## Exercise directions
Pick out the lines in the listing below that contain the word "Call" and copy them.

## Source records

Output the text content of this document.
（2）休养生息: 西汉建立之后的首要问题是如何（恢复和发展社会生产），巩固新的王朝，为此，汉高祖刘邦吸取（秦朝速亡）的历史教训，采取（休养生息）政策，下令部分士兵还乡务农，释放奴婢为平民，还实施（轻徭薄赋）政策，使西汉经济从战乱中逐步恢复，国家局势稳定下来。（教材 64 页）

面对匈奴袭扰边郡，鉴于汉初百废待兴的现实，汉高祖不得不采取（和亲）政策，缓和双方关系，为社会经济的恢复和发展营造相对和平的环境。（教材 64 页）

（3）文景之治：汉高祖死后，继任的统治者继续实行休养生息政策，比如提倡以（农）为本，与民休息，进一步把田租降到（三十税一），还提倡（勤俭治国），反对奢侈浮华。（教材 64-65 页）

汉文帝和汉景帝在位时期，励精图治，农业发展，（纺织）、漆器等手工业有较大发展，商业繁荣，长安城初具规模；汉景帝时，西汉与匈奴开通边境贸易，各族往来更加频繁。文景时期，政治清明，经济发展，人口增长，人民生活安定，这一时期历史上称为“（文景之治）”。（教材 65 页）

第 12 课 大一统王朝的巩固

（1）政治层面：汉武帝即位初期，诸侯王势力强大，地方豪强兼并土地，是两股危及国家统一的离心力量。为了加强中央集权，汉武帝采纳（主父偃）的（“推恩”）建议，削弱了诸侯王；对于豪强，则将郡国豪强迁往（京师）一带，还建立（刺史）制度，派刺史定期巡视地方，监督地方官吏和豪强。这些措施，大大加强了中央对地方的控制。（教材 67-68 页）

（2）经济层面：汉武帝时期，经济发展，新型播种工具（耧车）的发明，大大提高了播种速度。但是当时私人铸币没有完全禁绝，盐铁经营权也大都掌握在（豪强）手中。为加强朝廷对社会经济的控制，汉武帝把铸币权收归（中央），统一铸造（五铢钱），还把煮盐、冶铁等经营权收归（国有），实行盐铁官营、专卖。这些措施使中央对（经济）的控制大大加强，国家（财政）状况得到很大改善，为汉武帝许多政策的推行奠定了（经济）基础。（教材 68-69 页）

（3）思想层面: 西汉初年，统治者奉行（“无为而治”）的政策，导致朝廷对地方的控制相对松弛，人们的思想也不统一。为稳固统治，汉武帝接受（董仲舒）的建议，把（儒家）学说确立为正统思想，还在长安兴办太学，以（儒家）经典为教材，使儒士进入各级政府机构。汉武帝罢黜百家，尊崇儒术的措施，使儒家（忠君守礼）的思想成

--

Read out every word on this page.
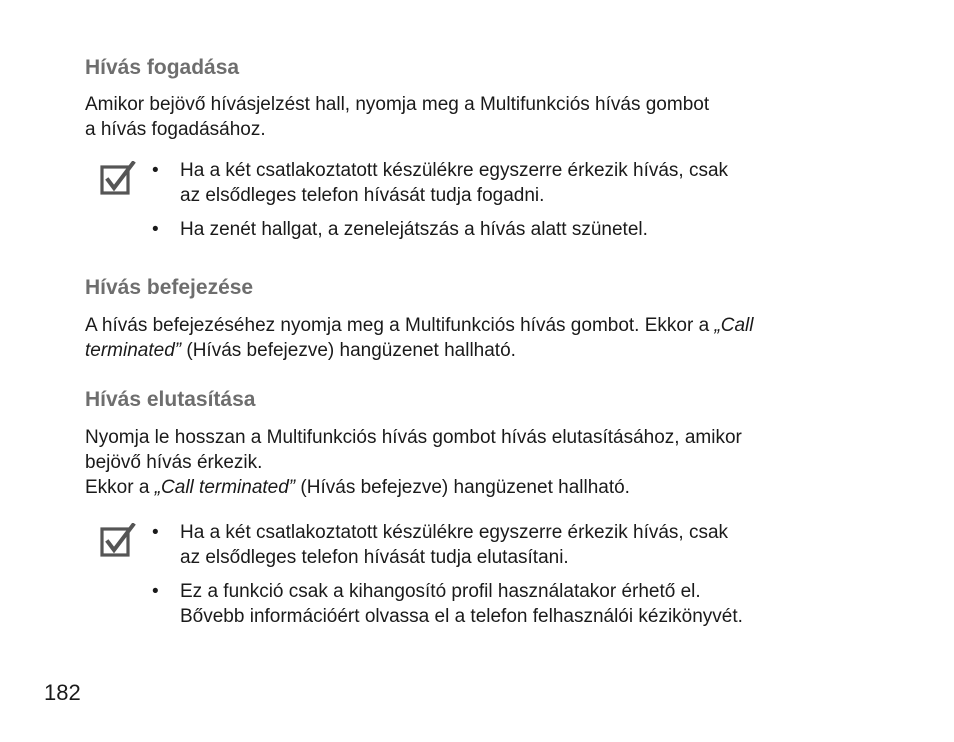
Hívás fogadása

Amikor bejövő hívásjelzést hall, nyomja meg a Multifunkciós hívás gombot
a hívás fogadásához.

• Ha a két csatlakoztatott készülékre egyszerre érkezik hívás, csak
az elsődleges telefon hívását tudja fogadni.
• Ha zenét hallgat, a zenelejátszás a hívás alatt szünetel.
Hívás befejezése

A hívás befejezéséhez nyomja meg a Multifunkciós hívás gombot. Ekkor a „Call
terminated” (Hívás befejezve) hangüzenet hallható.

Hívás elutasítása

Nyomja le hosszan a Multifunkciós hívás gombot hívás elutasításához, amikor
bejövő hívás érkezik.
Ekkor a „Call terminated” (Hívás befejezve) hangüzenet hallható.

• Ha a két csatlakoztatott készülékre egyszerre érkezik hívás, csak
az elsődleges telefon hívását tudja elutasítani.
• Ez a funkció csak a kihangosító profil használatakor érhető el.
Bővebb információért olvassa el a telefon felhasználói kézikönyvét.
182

## Written answer
A hívás befejezéséhez nyomja meg a Multifunkciós hívás gombot. Ekkor a „Call
Ekkor a „Call terminated” (Hívás befejezve) hangüzenet hallható.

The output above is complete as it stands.